Do this: Copy the records below exactly, leaving out every picture.

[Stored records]
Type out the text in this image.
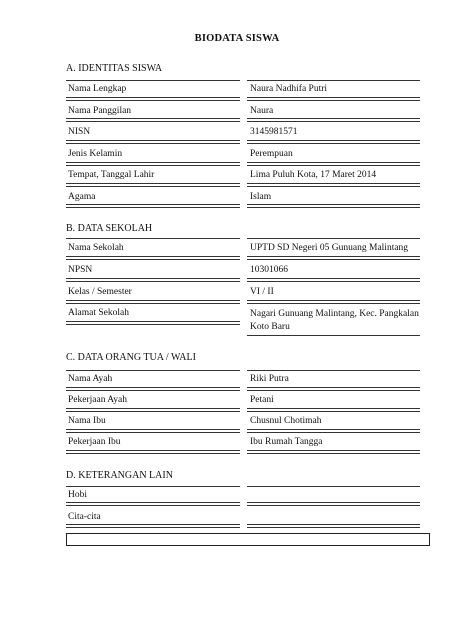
BIODATA SISWA
A. IDENTITAS SISWA
Nama Lengkap	Naura Nadhifa Putri
Nama Panggilan	Naura
NISN	3145981571
Jenis Kelamin	Perempuan
Tempat, Tanggal Lahir	Lima Puluh Kota, 17 Maret 2014
Agama	Islam
B. DATA SEKOLAH
Nama Sekolah	UPTD SD Negeri 05 Gunuang Malintang
NPSN	10301066
Kelas / Semester	VI / II
Alamat Sekolah	Nagari Gunuang Malintang, Kec. Pangkalan Koto Baru
C. DATA ORANG TUA / WALI
Nama Ayah	Riki Putra
Pekerjaan Ayah	Petani
Nama Ibu	Chusnul Chotimah
Pekerjaan Ibu	Ibu Rumah Tangga
D. KETERANGAN LAIN
Hobi
Cita-cita
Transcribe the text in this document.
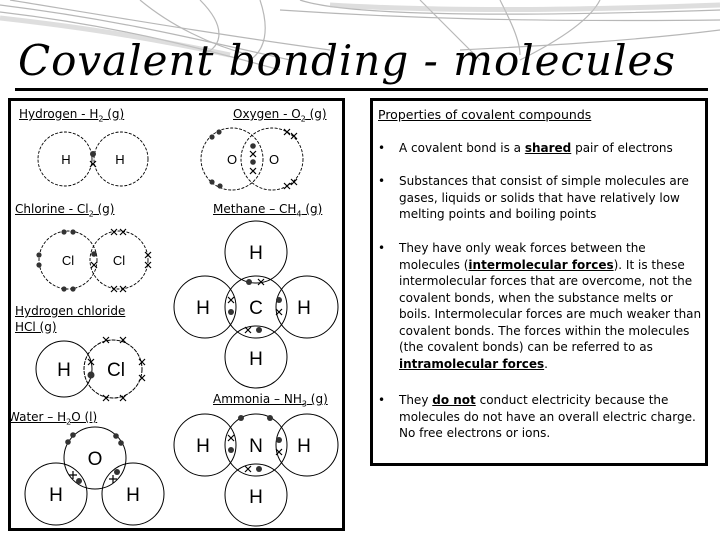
Covalent bonding - molecules
H	H	O O
Cl	Cl	H
H C H
H
H Cl
H N H
H
O
H	H
Hydrogen - $H_2$ (g)	Oxygen - $O_2$ (g)
Chlorine - $Cl_2$ (g)	Methane – $CH_4$ (g)
Hydrogen chloride
HCl (g)
Ammonia – $NH_3$ (g)
Water – $H_2O$ (l)
Properties of covalent compounds
•	A covalent bond is a shared pair of electrons
•	Substances that consist of simple molecules are gases, liquids or solids that have relatively low melting points and boiling points
•	They have only weak forces between the molecules (intermolecular forces). It is these intermolecular forces that are overcome, not the covalent bonds, when the substance melts or boils. Intermolecular forces are much weaker than covalent bonds. The forces within the molecules (the covalent bonds) can be referred to as intramolecular forces.
•	They do not conduct electricity because the molecules do not have an overall electric charge. No free electrons or ions.
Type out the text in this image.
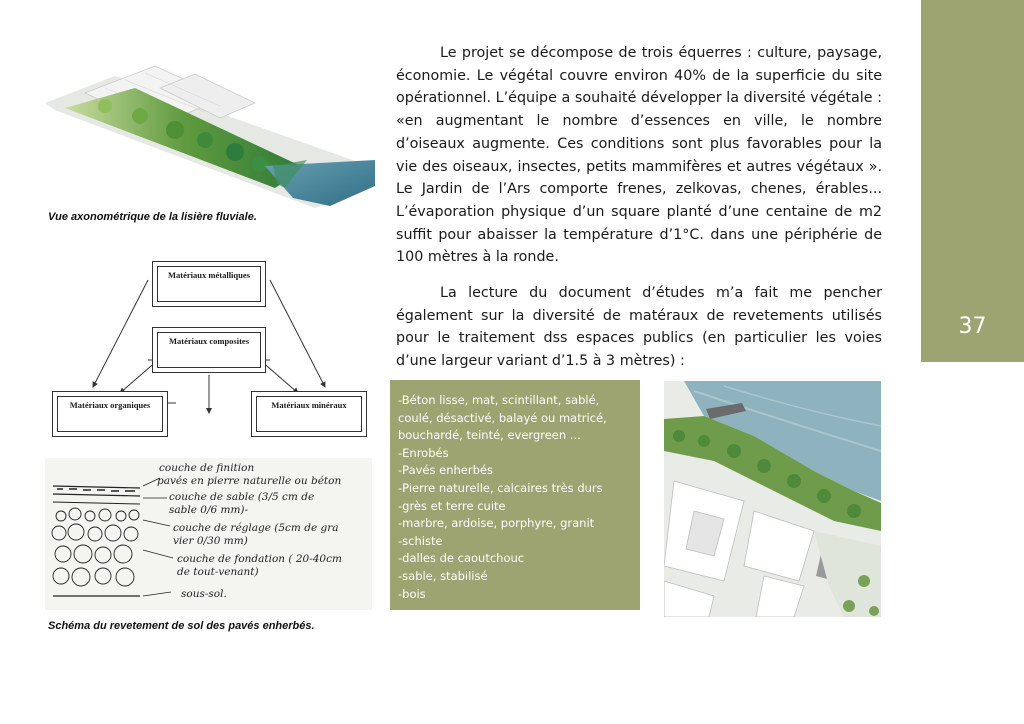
37
Vue axonométrique de la lisière fluviale.
Matériaux métalliques
Matériaux composites
Matériaux organiques	Matériaux minéraux
couche de finition
pavés en pierre naturelle ou béton
couche de sable (3/5 cm de
sable 0/6 mm)-
couche de réglage (5cm de gra
vier 0/30 mm)
couche de fondation ( 20-40cm
de tout-venant)
sous-sol.
Schéma du revetement de sol des pavés enherbés.

Le projet se décompose de trois équerres : culture, paysage, économie. Le végétal couvre environ 40% de la superficie du site opérationnel. L’équipe a souhaité développer la diversité végétale : «en augmentant le nombre d’essences en ville, le nombre d’oiseaux augmente. Ces conditions sont plus favorables pour la vie des oiseaux, insectes, petits mammifères et autres végétaux ». Le Jardin de l’Ars comporte frenes, zelkovas, chenes, érables... L’évaporation physique d’un square planté d’une centaine de m2 suffit pour abaisser la température d’1°C. dans une périphérie de 100 mètres à la ronde.

La lecture du document d’études m’a fait me pencher également sur la diversité de matéraux de revetements utilisés pour le traitement dss espaces publics (en particulier les voies d’une largeur variant d’1.5 à 3 mètres) :

-Béton lisse, mat, scintillant, sablé,
coulé, désactivé, balayé ou matricé,
bouchardé, teinté, evergreen ...
-Enrobés
-Pavés enherbés
-Pierre naturelle, calcaires très durs
-grès et terre cuite
-marbre, ardoise, porphyre, granit
-schiste
-dalles de caoutchouc
-sable, stabilisé
-bois
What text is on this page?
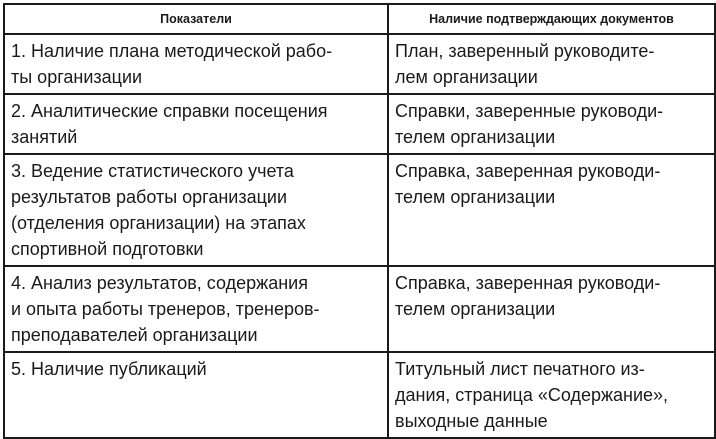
Показатели	Наличие подтверждающих документов

1. Наличие плана методической рабо-
ты организации	План, заверенный руководите-
лем организации

2. Аналитические справки посещения
занятий	Справки, заверенные руководи-
телем организации

3. Ведение статистического учета
результатов работы организации
(отделения организации) на этапах
спортивной подготовки	Справка, заверенная руководи-
телем организации

4. Анализ результатов, содержания
и опыта работы тренеров, тренеров-
преподавателей организации	Справка, заверенная руководи-
телем организации

5. Наличие публикаций	Титульный лист печатного из-
дания, страница «Содержание»,
выходные данные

Full response:
Type out the text in this image.
BIODATA SISWA
A. IDENTITAS SISWA
Nama Lengkap	Naura Nadhifa Putri
Nama Panggilan	Naura
NISN	3145981571
Jenis Kelamin	Perempuan
Tempat, Tanggal Lahir	Lima Puluh Kota, 17 Maret 2014
Agama	Islam
B. DATA SEKOLAH
Nama Sekolah	UPTD SD Negeri 05 Gunuang Malintang
NPSN	10301066
Kelas / Semester	VI / II
Alamat Sekolah	Nagari Gunuang Malintang, Kec. Pangkalan Koto Baru
C. DATA ORANG TUA / WALI
Nama Ayah	Riki Putra
Pekerjaan Ayah	Petani
Nama Ibu	Chusnul Chotimah
Pekerjaan Ibu	Ibu Rumah Tangga
D. KETERANGAN LAIN
Hobi
Cita-cita
Transcribe the text in this document.
Covalent bonding - molecules
H	H	O O
Cl	Cl	H
H C H
H
H Cl
H N H
H
O
H	H
Hydrogen - $H_2$ (g)	Oxygen - $O_2$ (g)
Chlorine - $Cl_2$ (g)	Methane – $CH_4$ (g)
Hydrogen chloride
HCl (g)
Ammonia – $NH_3$ (g)
Water – $H_2O$ (l)
Properties of covalent compounds
•	A covalent bond is a shared pair of electrons
•	Substances that consist of simple molecules are gases, liquids or solids that have relatively low melting points and boiling points
•	They have only weak forces between the molecules (intermolecular forces). It is these intermolecular forces that are overcome, not the covalent bonds, when the substance melts or boils. Intermolecular forces are much weaker than covalent bonds. The forces within the molecules (the covalent bonds) can be referred to as intramolecular forces.
•	They do not conduct electricity because the molecules do not have an overall electric charge. No free electrons or ions.
Type out the text in this image.
37
Vue axonométrique de la lisière fluviale.
Matériaux métalliques
Matériaux composites
Matériaux organiques	Matériaux minéraux
couche de finition
pavés en pierre naturelle ou béton
couche de sable (3/5 cm de
sable 0/6 mm)-
couche de réglage (5cm de gra
vier 0/30 mm)
couche de fondation ( 20-40cm
de tout-venant)
sous-sol.
Schéma du revetement de sol des pavés enherbés.

Le projet se décompose de trois équerres : culture, paysage, économie. Le végétal couvre environ 40% de la superficie du site opérationnel. L’équipe a souhaité développer la diversité végétale : «en augmentant le nombre d’essences en ville, le nombre d’oiseaux augmente. Ces conditions sont plus favorables pour la vie des oiseaux, insectes, petits mammifères et autres végétaux ». Le Jardin de l’Ars comporte frenes, zelkovas, chenes, érables... L’évaporation physique d’un square planté d’une centaine de m2 suffit pour abaisser la température d’1°C. dans une périphérie de 100 mètres à la ronde.

La lecture du document d’études m’a fait me pencher également sur la diversité de matéraux de revetements utilisés pour le traitement dss espaces publics (en particulier les voies d’une largeur variant d’1.5 à 3 mètres) :

-Béton lisse, mat, scintillant, sablé,
coulé, désactivé, balayé ou matricé,
bouchardé, teinté, evergreen ...
-Enrobés
-Pavés enherbés
-Pierre naturelle, calcaires très durs
-grès et terre cuite
-marbre, ardoise, porphyre, granit
-schiste
-dalles de caoutchouc
-sable, stabilisé
-bois
What text is on this page?
Показатели	Наличие подтверждающих документов

1. Наличие плана методической рабо-
ты организации	План, заверенный руководите-
лем организации

2. Аналитические справки посещения
занятий	Справки, заверенные руководи-
телем организации

3. Ведение статистического учета
результатов работы организации
(отделения организации) на этапах
спортивной подготовки	Справка, заверенная руководи-
телем организации

4. Анализ результатов, содержания
и опыта работы тренеров, тренеров-
преподавателей организации	Справка, заверенная руководи-
телем организации

5. Наличие публикаций	Титульный лист печатного из-
дания, страница «Содержание»,
выходные данные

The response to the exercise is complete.